- **Short problem**
Leaving out every picture, quote the data below exactly as it appears.
-- Dataset records start --
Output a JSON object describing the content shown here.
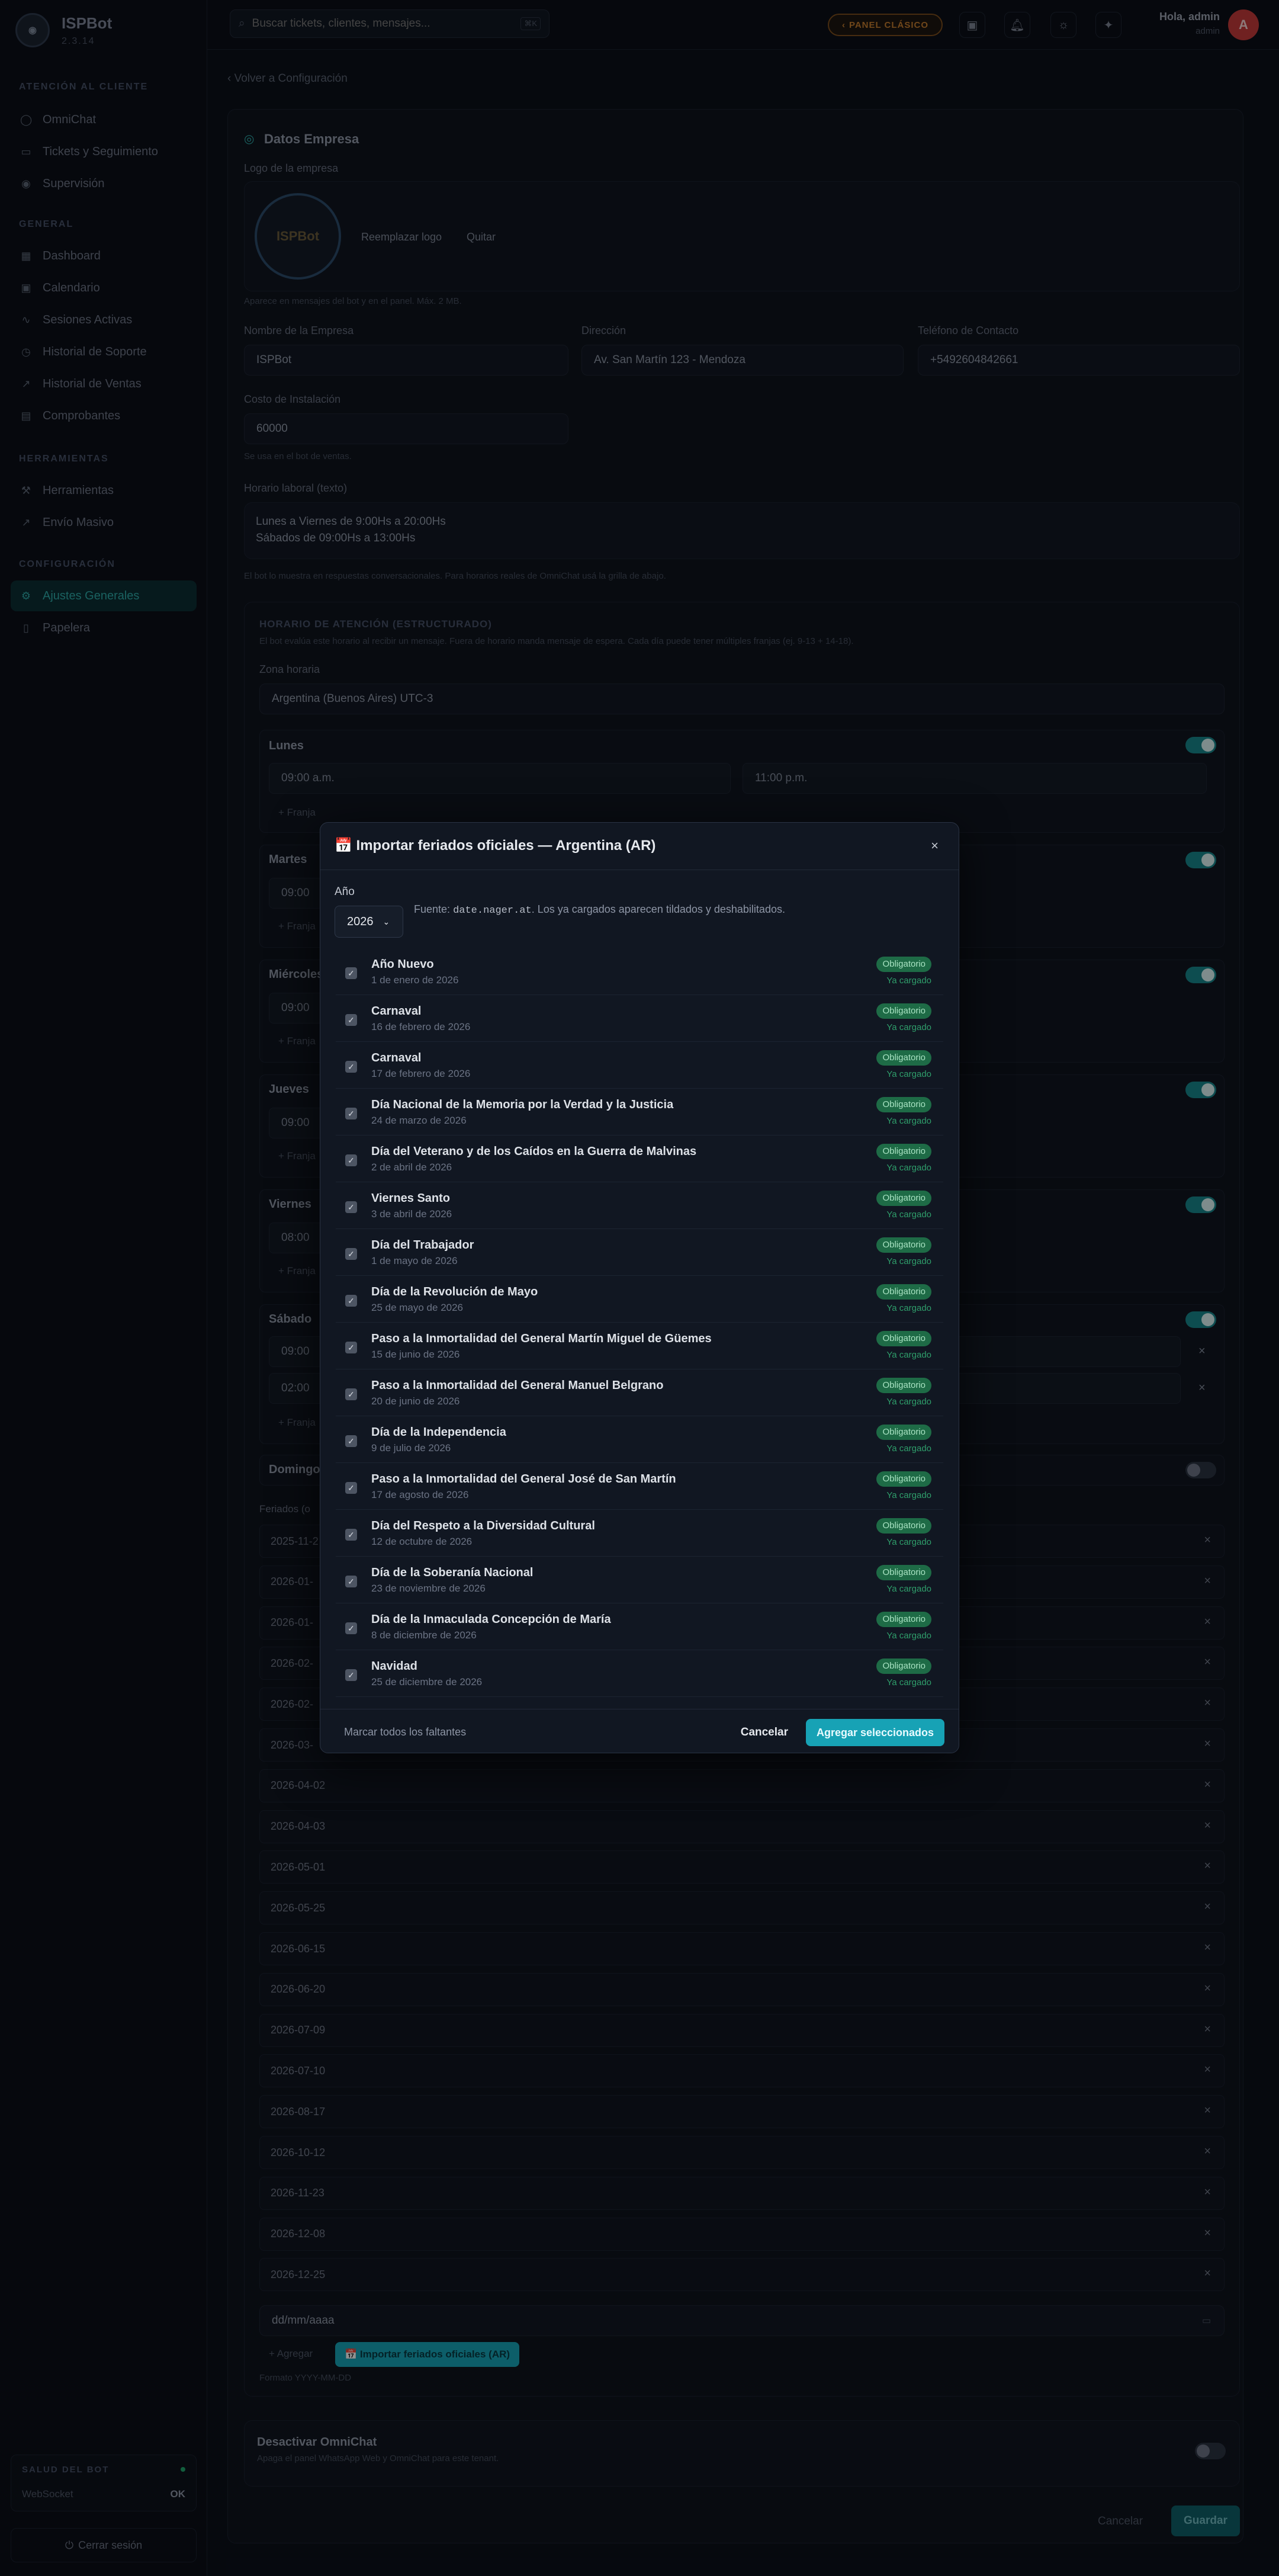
{
  "app": {
    "name": "ISPBot",
    "version": "2.3.14"
  },
  "sidebar": {
    "sections": [
      {
        "title": "ATENCIÓN AL CLIENTE",
        "items": [
          "OmniChat",
          "Tickets y Seguimiento",
          "Supervisión"
        ]
      },
      {
        "title": "GENERAL",
        "items": [
          "Dashboard",
          "Calendario",
          "Sesiones Activas",
          "Historial de Soporte",
          "Historial de Ventas",
          "Comprobantes"
        ]
      },
      {
        "title": "HERRAMIENTAS",
        "items": [
          "Herramientas",
          "Envío Masivo"
        ]
      },
      {
        "title": "CONFIGURACIÓN",
        "items": [
          "Ajustes Generales",
          "Papelera"
        ]
      }
    ],
    "health": {
      "title": "SALUD DEL BOT",
      "label": "WebSocket",
      "value": "OK"
    },
    "logout": "Cerrar sesión"
  },
  "topbar": {
    "search_placeholder": "Buscar tickets, clientes, mensajes...",
    "search_kbd": "⌘K",
    "panel_button": "PANEL CLÁSICO",
    "user_greeting": "Hola, admin",
    "user_role": "admin",
    "avatar_letter": "A"
  },
  "page": {
    "back": "‹ Volver a Configuración",
    "section_title": "Datos Empresa",
    "logo_label": "Logo de la empresa",
    "logo_text": "ISPBot",
    "replace_logo": "Reemplazar logo",
    "remove_logo": "Quitar",
    "logo_hint": "Aparece en mensajes del bot y en el panel. Máx. 2 MB.",
    "company_label": "Nombre de la Empresa",
    "company_value": "ISPBot",
    "address_label": "Dirección",
    "address_value": "Av. San Martín 123 - Mendoza",
    "phone_label": "Teléfono de Contacto",
    "phone_value": "+5492604842661",
    "install_label": "Costo de Instalación",
    "install_value": "60000",
    "install_hint": "Se usa en el bot de ventas.",
    "hours_label": "Horario laboral (texto)",
    "hours_line1": "Lunes a Viernes de 9:00Hs a 20:00Hs",
    "hours_line2": "Sábados de 09:00Hs a 13:00Hs",
    "hours_hint": "El bot lo muestra en respuestas conversacionales. Para horarios reales de OmniChat usá la grilla de abajo.",
    "structured_title": "HORARIO DE ATENCIÓN (ESTRUCTURADO)",
    "structured_hint": "El bot evalúa este horario al recibir un mensaje. Fuera de horario manda mensaje de espera. Cada día puede tener múltiples franjas (ej. 9-13 + 14-18).",
    "tz_label": "Zona horaria",
    "tz_value": "Argentina (Buenos Aires) UTC-3",
    "days": [
      {
        "name": "Lunes",
        "from": "09:00 a.m.",
        "to": "11:00 p.m."
      },
      {
        "name": "Martes",
        "from": "09:00"
      },
      {
        "name": "Miércoles",
        "from": "09:00"
      },
      {
        "name": "Jueves",
        "from": "09:00"
      },
      {
        "name": "Viernes",
        "from": "08:00"
      },
      {
        "name": "Sábado",
        "from": "09:00",
        "from2": "02:00"
      },
      {
        "name": "Domingo"
      }
    ],
    "add_franja": "+ Franja",
    "holidays_label": "Feriados (o",
    "holidays": [
      "2025-11-2",
      "2026-01-",
      "2026-01-",
      "2026-02-",
      "2026-02-",
      "2026-03-",
      "2026-04-02",
      "2026-04-03",
      "2026-05-01",
      "2026-05-25",
      "2026-06-15",
      "2026-06-20",
      "2026-07-09",
      "2026-07-10",
      "2026-08-17",
      "2026-10-12",
      "2026-11-23",
      "2026-12-08",
      "2026-12-25"
    ],
    "date_placeholder": "dd/mm/aaaa",
    "add_holiday": "+ Agregar",
    "import_button": "📅 Importar feriados oficiales (AR)",
    "format_hint": "Formato YYYY-MM-DD",
    "disable_title": "Desactivar OmniChat",
    "disable_hint": "Apaga el panel WhatsApp Web y OmniChat para este tenant.",
    "cancel": "Cancelar",
    "save": "Guardar"
  },
  "modal": {
    "title": "📅 Importar feriados oficiales — Argentina (AR)",
    "close": "×",
    "year_label": "Año",
    "year_value": "2026",
    "source_prefix": "Fuente:",
    "source_code": "date.nager.at",
    "source_suffix": ". Los ya cargados aparecen tildados y deshabilitados.",
    "badge": "Obligatorio",
    "loaded": "Ya cargado",
    "items": [
      {
        "name": "Año Nuevo",
        "date": "1 de enero de 2026"
      },
      {
        "name": "Carnaval",
        "date": "16 de febrero de 2026"
      },
      {
        "name": "Carnaval",
        "date": "17 de febrero de 2026"
      },
      {
        "name": "Día Nacional de la Memoria por la Verdad y la Justicia",
        "date": "24 de marzo de 2026"
      },
      {
        "name": "Día del Veterano y de los Caídos en la Guerra de Malvinas",
        "date": "2 de abril de 2026"
      },
      {
        "name": "Viernes Santo",
        "date": "3 de abril de 2026"
      },
      {
        "name": "Día del Trabajador",
        "date": "1 de mayo de 2026"
      },
      {
        "name": "Día de la Revolución de Mayo",
        "date": "25 de mayo de 2026"
      },
      {
        "name": "Paso a la Inmortalidad del General Martín Miguel de Güemes",
        "date": "15 de junio de 2026"
      },
      {
        "name": "Paso a la Inmortalidad del General Manuel Belgrano",
        "date": "20 de junio de 2026"
      },
      {
        "name": "Día de la Independencia",
        "date": "9 de julio de 2026"
      },
      {
        "name": "Paso a la Inmortalidad del General José de San Martín",
        "date": "17 de agosto de 2026"
      },
      {
        "name": "Día del Respeto a la Diversidad Cultural",
        "date": "12 de octubre de 2026"
      },
      {
        "name": "Día de la Soberanía Nacional",
        "date": "23 de noviembre de 2026"
      },
      {
        "name": "Día de la Inmaculada Concepción de María",
        "date": "8 de diciembre de 2026"
      },
      {
        "name": "Navidad",
        "date": "25 de diciembre de 2026"
      }
    ],
    "mark_all": "Marcar todos los faltantes",
    "cancel": "Cancelar",
    "add_selected": "Agregar seleccionados"
  }
}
-- Dataset records end --
- **Task result**
Output a JSON object describing the content shown here.
{
  "app": {
    "name": "ISPBot",
    "version": "2.3.14"
  },
  "sidebar": {
    "sections": [
      {
        "title": "ATENCIÓN AL CLIENTE",
        "items": [
          "OmniChat",
          "Tickets y Seguimiento",
          "Supervisión"
        ]
      },
      {
        "title": "GENERAL",
        "items": [
          "Dashboard",
          "Calendario",
          "Sesiones Activas",
          "Historial de Soporte",
          "Historial de Ventas",
          "Comprobantes"
        ]
      },
      {
        "title": "HERRAMIENTAS",
        "items": [
          "Herramientas",
          "Envío Masivo"
        ]
      },
      {
        "title": "CONFIGURACIÓN",
        "items": [
          "Ajustes Generales",
          "Papelera"
        ]
      }
    ],
    "health": {
      "title": "SALUD DEL BOT",
      "label": "WebSocket",
      "value": "OK"
    },
    "logout": "Cerrar sesión"
  },
  "topbar": {
    "search_placeholder": "Buscar tickets, clientes, mensajes...",
    "search_kbd": "⌘K",
    "panel_button": "PANEL CLÁSICO",
    "user_greeting": "Hola, admin",
    "user_role": "admin",
    "avatar_letter": "A"
  },
  "page": {
    "back": "‹ Volver a Configuración",
    "section_title": "Datos Empresa",
    "logo_label": "Logo de la empresa",
    "logo_text": "ISPBot",
    "replace_logo": "Reemplazar logo",
    "remove_logo": "Quitar",
    "logo_hint": "Aparece en mensajes del bot y en el panel. Máx. 2 MB.",
    "company_label": "Nombre de la Empresa",
    "company_value": "ISPBot",
    "address_label": "Dirección",
    "address_value": "Av. San Martín 123 - Mendoza",
    "phone_label": "Teléfono de Contacto",
    "phone_value": "+5492604842661",
    "install_label": "Costo de Instalación",
    "install_value": "60000",
    "install_hint": "Se usa en el bot de ventas.",
    "hours_label": "Horario laboral (texto)",
    "hours_line1": "Lunes a Viernes de 9:00Hs a 20:00Hs",
    "hours_line2": "Sábados de 09:00Hs a 13:00Hs",
    "hours_hint": "El bot lo muestra en respuestas conversacionales. Para horarios reales de OmniChat usá la grilla de abajo.",
    "structured_title": "HORARIO DE ATENCIÓN (ESTRUCTURADO)",
    "structured_hint": "El bot evalúa este horario al recibir un mensaje. Fuera de horario manda mensaje de espera. Cada día puede tener múltiples franjas (ej. 9-13 + 14-18).",
    "tz_label": "Zona horaria",
    "tz_value": "Argentina (Buenos Aires) UTC-3",
    "days": [
      {
        "name": "Lunes",
        "from": "09:00 a.m.",
        "to": "11:00 p.m."
      },
      {
        "name": "Martes",
        "from": "09:00"
      },
      {
        "name": "Miércoles",
        "from": "09:00"
      },
      {
        "name": "Jueves",
        "from": "09:00"
      },
      {
        "name": "Viernes",
        "from": "08:00"
      },
      {
        "name": "Sábado",
        "from": "09:00",
        "from2": "02:00"
      },
      {
        "name": "Domingo"
      }
    ],
    "add_franja": "+ Franja",
    "holidays_label": "Feriados (o",
    "holidays": [
      "2025-11-2",
      "2026-01-",
      "2026-01-",
      "2026-02-",
      "2026-02-",
      "2026-03-",
      "2026-04-02",
      "2026-04-03",
      "2026-05-01",
      "2026-05-25",
      "2026-06-15",
      "2026-06-20",
      "2026-07-09",
      "2026-07-10",
      "2026-08-17",
      "2026-10-12",
      "2026-11-23",
      "2026-12-08",
      "2026-12-25"
    ],
    "date_placeholder": "dd/mm/aaaa",
    "add_holiday": "+ Agregar",
    "import_button": "📅 Importar feriados oficiales (AR)",
    "format_hint": "Formato YYYY-MM-DD",
    "disable_title": "Desactivar OmniChat",
    "disable_hint": "Apaga el panel WhatsApp Web y OmniChat para este tenant.",
    "cancel": "Cancelar",
    "save": "Guardar"
  },
  "modal": {
    "title": "📅 Importar feriados oficiales — Argentina (AR)",
    "close": "×",
    "year_label": "Año",
    "year_value": "2026",
    "source_prefix": "Fuente:",
    "source_code": "date.nager.at",
    "source_suffix": ". Los ya cargados aparecen tildados y deshabilitados.",
    "badge": "Obligatorio",
    "loaded": "Ya cargado",
    "items": [
      {
        "name": "Año Nuevo",
        "date": "1 de enero de 2026"
      },
      {
        "name": "Carnaval",
        "date": "16 de febrero de 2026"
      },
      {
        "name": "Carnaval",
        "date": "17 de febrero de 2026"
      },
      {
        "name": "Día Nacional de la Memoria por la Verdad y la Justicia",
        "date": "24 de marzo de 2026"
      },
      {
        "name": "Día del Veterano y de los Caídos en la Guerra de Malvinas",
        "date": "2 de abril de 2026"
      },
      {
        "name": "Viernes Santo",
        "date": "3 de abril de 2026"
      },
      {
        "name": "Día del Trabajador",
        "date": "1 de mayo de 2026"
      },
      {
        "name": "Día de la Revolución de Mayo",
        "date": "25 de mayo de 2026"
      },
      {
        "name": "Paso a la Inmortalidad del General Martín Miguel de Güemes",
        "date": "15 de junio de 2026"
      },
      {
        "name": "Paso a la Inmortalidad del General Manuel Belgrano",
        "date": "20 de junio de 2026"
      },
      {
        "name": "Día de la Independencia",
        "date": "9 de julio de 2026"
      },
      {
        "name": "Paso a la Inmortalidad del General José de San Martín",
        "date": "17 de agosto de 2026"
      },
      {
        "name": "Día del Respeto a la Diversidad Cultural",
        "date": "12 de octubre de 2026"
      },
      {
        "name": "Día de la Soberanía Nacional",
        "date": "23 de noviembre de 2026"
      },
      {
        "name": "Día de la Inmaculada Concepción de María",
        "date": "8 de diciembre de 2026"
      },
      {
        "name": "Navidad",
        "date": "25 de diciembre de 2026"
      }
    ],
    "mark_all": "Marcar todos los faltantes",
    "cancel": "Cancelar",
    "add_selected": "Agregar seleccionados"
  }
}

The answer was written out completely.